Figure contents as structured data
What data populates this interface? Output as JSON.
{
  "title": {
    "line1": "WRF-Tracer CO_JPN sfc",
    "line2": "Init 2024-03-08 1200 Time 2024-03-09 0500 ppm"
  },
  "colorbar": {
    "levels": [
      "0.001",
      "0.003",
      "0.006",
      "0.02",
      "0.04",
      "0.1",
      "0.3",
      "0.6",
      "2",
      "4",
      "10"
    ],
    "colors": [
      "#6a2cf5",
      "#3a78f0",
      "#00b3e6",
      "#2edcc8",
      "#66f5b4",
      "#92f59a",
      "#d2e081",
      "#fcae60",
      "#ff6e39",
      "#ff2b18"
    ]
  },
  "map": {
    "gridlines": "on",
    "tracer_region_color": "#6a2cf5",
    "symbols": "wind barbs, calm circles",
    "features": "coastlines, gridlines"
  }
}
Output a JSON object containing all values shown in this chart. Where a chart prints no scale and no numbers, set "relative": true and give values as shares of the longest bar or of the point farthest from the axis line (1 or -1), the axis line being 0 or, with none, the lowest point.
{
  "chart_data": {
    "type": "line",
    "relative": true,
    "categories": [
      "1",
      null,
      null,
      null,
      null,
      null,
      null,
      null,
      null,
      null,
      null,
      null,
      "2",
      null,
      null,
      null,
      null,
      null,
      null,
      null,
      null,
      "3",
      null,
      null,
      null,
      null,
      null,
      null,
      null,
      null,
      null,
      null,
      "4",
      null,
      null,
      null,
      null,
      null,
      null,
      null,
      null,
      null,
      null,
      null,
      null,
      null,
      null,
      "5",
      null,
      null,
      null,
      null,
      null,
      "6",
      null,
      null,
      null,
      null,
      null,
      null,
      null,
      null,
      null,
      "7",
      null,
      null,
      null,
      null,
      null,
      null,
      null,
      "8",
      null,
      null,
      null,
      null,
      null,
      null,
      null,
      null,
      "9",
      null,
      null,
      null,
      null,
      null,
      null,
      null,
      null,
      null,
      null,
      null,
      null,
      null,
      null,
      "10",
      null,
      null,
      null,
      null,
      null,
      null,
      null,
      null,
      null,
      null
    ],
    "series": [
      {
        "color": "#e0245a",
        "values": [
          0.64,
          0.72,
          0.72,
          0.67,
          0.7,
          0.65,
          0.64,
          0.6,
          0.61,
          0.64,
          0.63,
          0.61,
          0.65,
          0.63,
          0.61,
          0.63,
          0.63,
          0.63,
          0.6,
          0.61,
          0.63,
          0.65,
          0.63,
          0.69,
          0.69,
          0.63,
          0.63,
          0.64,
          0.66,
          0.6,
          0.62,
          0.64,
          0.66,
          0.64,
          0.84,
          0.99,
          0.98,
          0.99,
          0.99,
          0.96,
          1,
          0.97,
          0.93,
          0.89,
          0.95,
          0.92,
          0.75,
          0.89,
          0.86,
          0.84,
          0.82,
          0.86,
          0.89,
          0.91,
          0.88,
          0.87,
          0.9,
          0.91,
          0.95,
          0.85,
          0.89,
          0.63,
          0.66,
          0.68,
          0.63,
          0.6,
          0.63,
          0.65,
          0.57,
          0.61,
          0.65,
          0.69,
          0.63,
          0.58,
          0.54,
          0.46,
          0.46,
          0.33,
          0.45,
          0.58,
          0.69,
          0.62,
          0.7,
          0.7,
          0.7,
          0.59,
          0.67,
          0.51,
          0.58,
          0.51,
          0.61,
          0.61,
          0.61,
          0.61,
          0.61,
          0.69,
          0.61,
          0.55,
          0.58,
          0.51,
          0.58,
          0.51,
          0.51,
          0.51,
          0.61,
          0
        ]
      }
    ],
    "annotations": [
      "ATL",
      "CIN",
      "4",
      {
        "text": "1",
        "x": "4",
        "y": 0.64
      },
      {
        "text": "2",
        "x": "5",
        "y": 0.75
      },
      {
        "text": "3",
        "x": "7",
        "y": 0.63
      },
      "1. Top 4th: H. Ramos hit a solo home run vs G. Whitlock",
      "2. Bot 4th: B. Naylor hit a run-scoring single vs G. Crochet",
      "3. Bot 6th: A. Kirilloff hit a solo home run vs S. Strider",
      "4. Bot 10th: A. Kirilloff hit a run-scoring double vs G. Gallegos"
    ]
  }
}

• Prompt
Every entry must be quoted exactly as it appears above.

• Written solution
What data populates this interface? Output as JSON.
{
  "title": {
    "line1": "WRF-Tracer CO_JPN sfc",
    "line2": "Init 2024-03-08 1200 Time 2024-03-09 0500 ppm"
  },
  "colorbar": {
    "levels": [
      "0.001",
      "0.003",
      "0.006",
      "0.02",
      "0.04",
      "0.1",
      "0.3",
      "0.6",
      "2",
      "4",
      "10"
    ],
    "colors": [
      "#6a2cf5",
      "#3a78f0",
      "#00b3e6",
      "#2edcc8",
      "#66f5b4",
      "#92f59a",
      "#d2e081",
      "#fcae60",
      "#ff6e39",
      "#ff2b18"
    ]
  },
  "map": {
    "gridlines": "on",
    "tracer_region_color": "#6a2cf5",
    "symbols": "wind barbs, calm circles",
    "features": "coastlines, gridlines"
  }
}
Output a JSON object containing all values shown in this chart. Where a chart prints no scale and no numbers, set "relative": true and give values as shares of the longest bar or of the point farthest from the axis line (1 or -1), the axis line being 0 or, with none, the lowest point.
{
  "chart_data": {
    "type": "line",
    "relative": true,
    "categories": [
      "1",
      null,
      null,
      null,
      null,
      null,
      null,
      null,
      null,
      null,
      null,
      null,
      "2",
      null,
      null,
      null,
      null,
      null,
      null,
      null,
      null,
      "3",
      null,
      null,
      null,
      null,
      null,
      null,
      null,
      null,
      null,
      null,
      "4",
      null,
      null,
      null,
      null,
      null,
      null,
      null,
      null,
      null,
      null,
      null,
      null,
      null,
      null,
      "5",
      null,
      null,
      null,
      null,
      null,
      "6",
      null,
      null,
      null,
      null,
      null,
      null,
      null,
      null,
      null,
      "7",
      null,
      null,
      null,
      null,
      null,
      null,
      null,
      "8",
      null,
      null,
      null,
      null,
      null,
      null,
      null,
      null,
      "9",
      null,
      null,
      null,
      null,
      null,
      null,
      null,
      null,
      null,
      null,
      null,
      null,
      null,
      null,
      "10",
      null,
      null,
      null,
      null,
      null,
      null,
      null,
      null,
      null,
      null
    ],
    "series": [
      {
        "color": "#e0245a",
        "values": [
          0.64,
          0.72,
          0.72,
          0.67,
          0.7,
          0.65,
          0.64,
          0.6,
          0.61,
          0.64,
          0.63,
          0.61,
          0.65,
          0.63,
          0.61,
          0.63,
          0.63,
          0.63,
          0.6,
          0.61,
          0.63,
          0.65,
          0.63,
          0.69,
          0.69,
          0.63,
          0.63,
          0.64,
          0.66,
          0.6,
          0.62,
          0.64,
          0.66,
          0.64,
          0.84,
          0.99,
          0.98,
          0.99,
          0.99,
          0.96,
          1,
          0.97,
          0.93,
          0.89,
          0.95,
          0.92,
          0.75,
          0.89,
          0.86,
          0.84,
          0.82,
          0.86,
          0.89,
          0.91,
          0.88,
          0.87,
          0.9,
          0.91,
          0.95,
          0.85,
          0.89,
          0.63,
          0.66,
          0.68,
          0.63,
          0.6,
          0.63,
          0.65,
          0.57,
          0.61,
          0.65,
          0.69,
          0.63,
          0.58,
          0.54,
          0.46,
          0.46,
          0.33,
          0.45,
          0.58,
          0.69,
          0.62,
          0.7,
          0.7,
          0.7,
          0.59,
          0.67,
          0.51,
          0.58,
          0.51,
          0.61,
          0.61,
          0.61,
          0.61,
          0.61,
          0.69,
          0.61,
          0.55,
          0.58,
          0.51,
          0.58,
          0.51,
          0.51,
          0.51,
          0.61,
          0
        ]
      }
    ],
    "annotations": [
      "ATL",
      "CIN",
      "4",
      {
        "text": "1",
        "x": "4",
        "y": 0.64
      },
      {
        "text": "2",
        "x": "5",
        "y": 0.75
      },
      {
        "text": "3",
        "x": "7",
        "y": 0.63
      },
      "1. Top 4th: H. Ramos hit a solo home run vs G. Whitlock",
      "2. Bot 4th: B. Naylor hit a run-scoring single vs G. Crochet",
      "3. Bot 6th: A. Kirilloff hit a solo home run vs S. Strider",
      "4. Bot 10th: A. Kirilloff hit a run-scoring double vs G. Gallegos"
    ]
  }
}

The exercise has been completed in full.